**Exercise brief**: Filter the records below down to lines containing "Grenzwerte".

(Data entries)
□ □ □ □ □ □ □
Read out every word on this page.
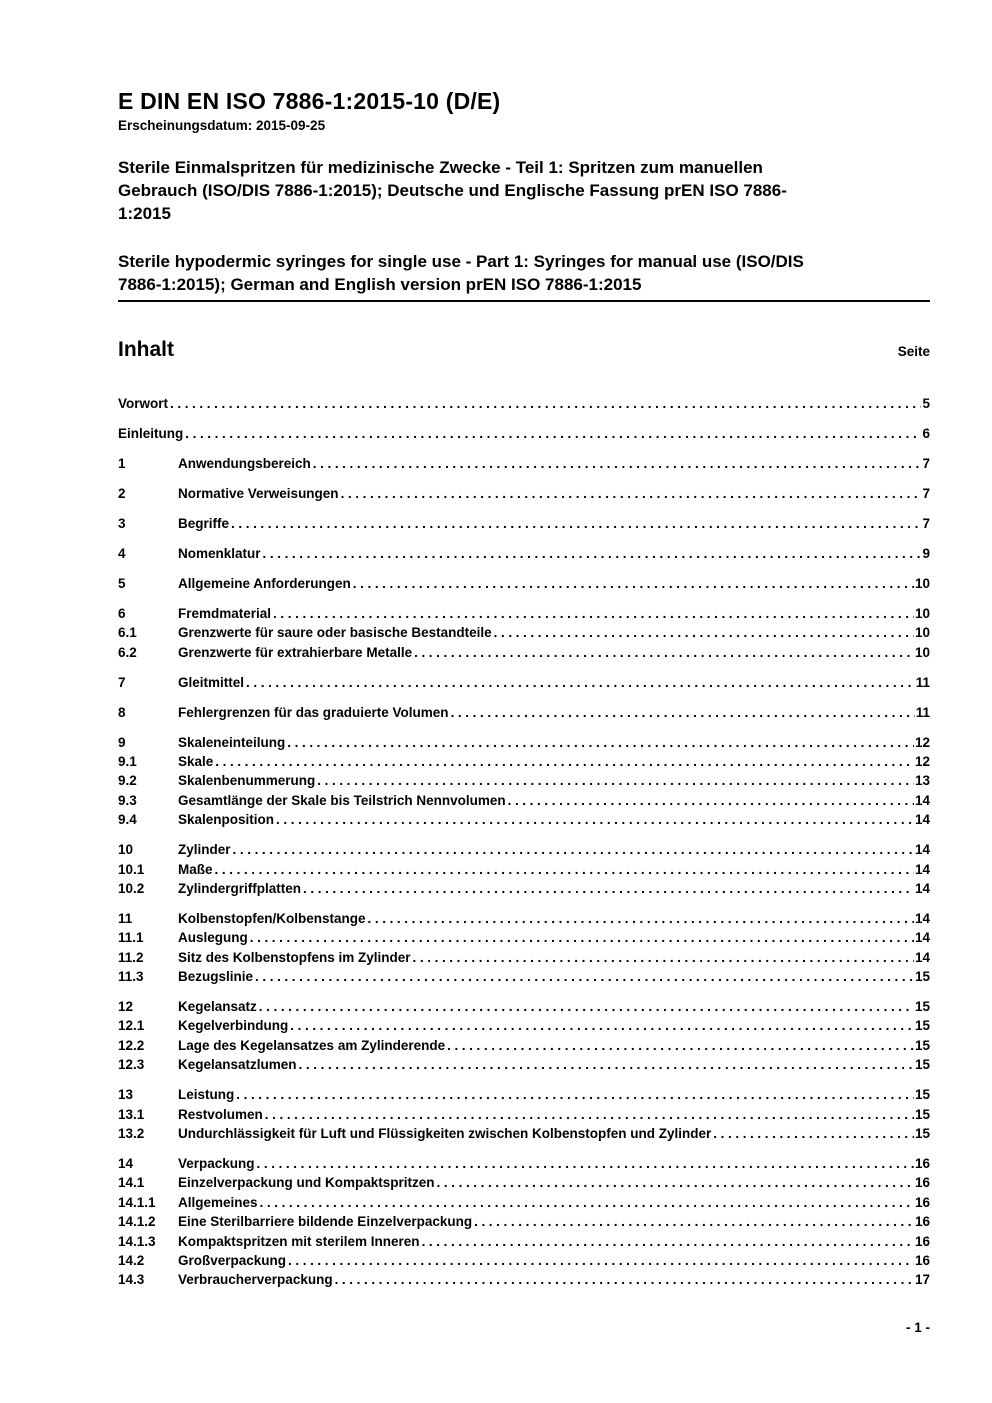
E DIN EN ISO 7886-1:2015-10 (D/E)
Erscheinungsdatum: 2015-09-25
Sterile Einmalspritzen für medizinische Zwecke - Teil 1: Spritzen zum manuellen
Gebrauch (ISO/DIS 7886-1:2015); Deutsche und Englische Fassung prEN ISO 7886-
1:2015
Sterile hypodermic syringes for single use - Part 1: Syringes for manual use (ISO/DIS
7886-1:2015); German and English version prEN ISO 7886-1:2015
Inhalt	Seite
Vorwort .....	5
Einleitung .....	6
1	Anwendungsbereich .....	7
2	Normative Verweisungen .....	7
3	Begriffe .....	7
4	Nomenklatur .....	9
5	Allgemeine Anforderungen .....	10
6	Fremdmaterial .....	10
6.1	Grenzwerte für saure oder basische Bestandteile .....	10
6.2	Grenzwerte für extrahierbare Metalle .....	10
7	Gleitmittel .....	11
8	Fehlergrenzen für das graduierte Volumen .....	11
9	Skaleneinteilung .....	12
9.1	Skale .....	12
9.2	Skalenbenummerung .....	13
9.3	Gesamtlänge der Skale bis Teilstrich Nennvolumen .....	14
9.4	Skalenposition .....	14
10	Zylinder .....	14
10.1	Maße .....	14
10.2	Zylindergriffplatten .....	14
11	Kolbenstopfen/Kolbenstange .....	14
11.1	Auslegung .....	14
11.2	Sitz des Kolbenstopfens im Zylinder .....	14
11.3	Bezugslinie .....	15
12	Kegelansatz .....	15
12.1	Kegelverbindung .....	15
12.2	Lage des Kegelansatzes am Zylinderende .....	15
12.3	Kegelansatzlumen .....	15
13	Leistung .....	15
13.1	Restvolumen .....	15
13.2	Undurchlässigkeit für Luft und Flüssigkeiten zwischen Kolbenstopfen und Zylinder .....	15
14	Verpackung .....	16
14.1	Einzelverpackung und Kompaktspritzen .....	16
14.1.1	Allgemeines .....	16
14.1.2	Eine Sterilbarriere bildende Einzelverpackung .....	16
14.1.3	Kompaktspritzen mit sterilem Inneren .....	16
14.2	Großverpackung .....	16
14.3	Verbraucherverpackung .....	17
- 1 -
□ □ □ □ □ □ □
**Task output**:
6.1	Grenzwerte für saure oder basische Bestandteile .....	10
6.2	Grenzwerte für extrahierbare Metalle .....	10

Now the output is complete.